EXERCISE BRIEF:
Identify the lines that include the word "досье", then copy all of them.

SUPPLIED MATERIAL:
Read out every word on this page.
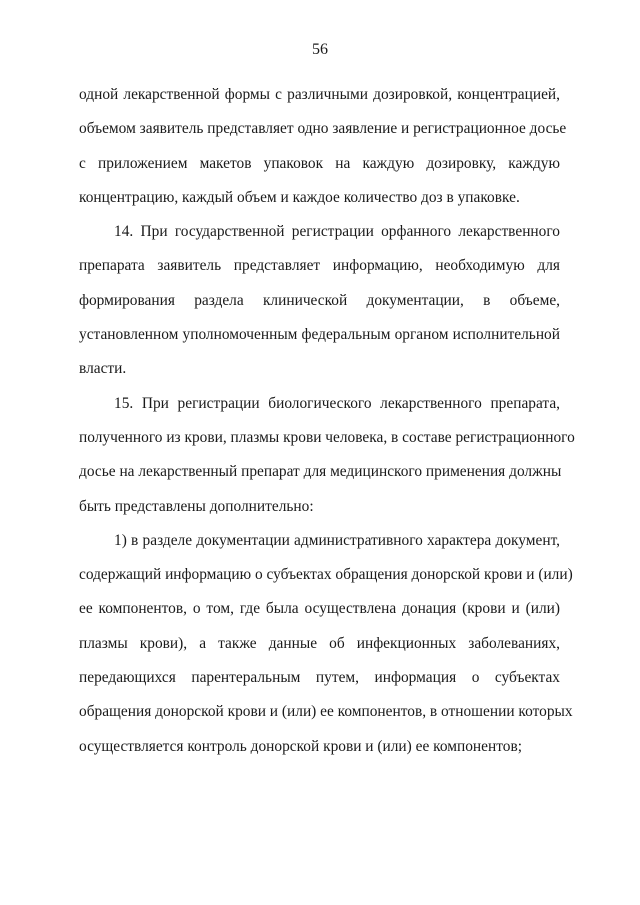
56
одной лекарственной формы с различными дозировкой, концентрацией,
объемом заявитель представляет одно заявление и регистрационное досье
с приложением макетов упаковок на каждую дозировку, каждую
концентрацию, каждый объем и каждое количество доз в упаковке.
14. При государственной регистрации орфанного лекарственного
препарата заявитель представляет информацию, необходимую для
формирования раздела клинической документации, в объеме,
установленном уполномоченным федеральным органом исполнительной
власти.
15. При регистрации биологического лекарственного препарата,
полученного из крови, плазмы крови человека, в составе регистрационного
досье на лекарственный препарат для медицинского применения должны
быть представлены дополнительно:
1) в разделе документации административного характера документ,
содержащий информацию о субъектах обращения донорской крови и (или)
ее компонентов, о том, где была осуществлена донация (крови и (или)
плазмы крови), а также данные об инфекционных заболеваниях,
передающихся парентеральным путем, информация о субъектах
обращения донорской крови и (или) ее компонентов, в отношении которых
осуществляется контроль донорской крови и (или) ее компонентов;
* * *
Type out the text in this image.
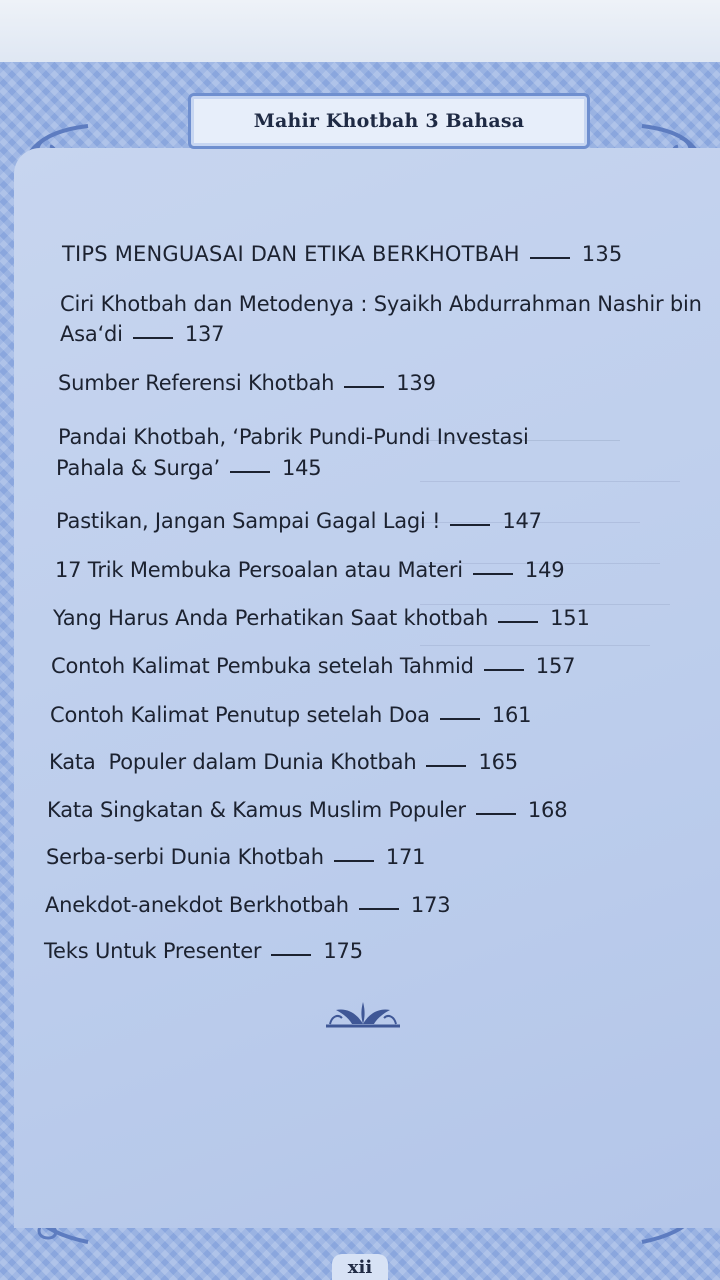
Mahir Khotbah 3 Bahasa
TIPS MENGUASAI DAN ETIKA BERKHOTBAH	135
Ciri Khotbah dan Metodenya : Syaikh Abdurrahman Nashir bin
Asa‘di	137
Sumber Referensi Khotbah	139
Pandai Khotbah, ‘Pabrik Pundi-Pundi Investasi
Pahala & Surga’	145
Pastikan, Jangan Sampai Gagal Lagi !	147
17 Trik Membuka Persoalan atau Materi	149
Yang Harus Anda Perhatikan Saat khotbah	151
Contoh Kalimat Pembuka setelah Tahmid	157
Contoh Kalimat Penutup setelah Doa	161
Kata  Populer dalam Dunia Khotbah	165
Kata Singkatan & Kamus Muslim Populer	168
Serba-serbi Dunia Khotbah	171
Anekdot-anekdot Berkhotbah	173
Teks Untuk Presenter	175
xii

CORRECT OUTPUT:
объемом заявитель представляет одно заявление и регистрационное досье
досье на лекарственный препарат для медицинского применения должны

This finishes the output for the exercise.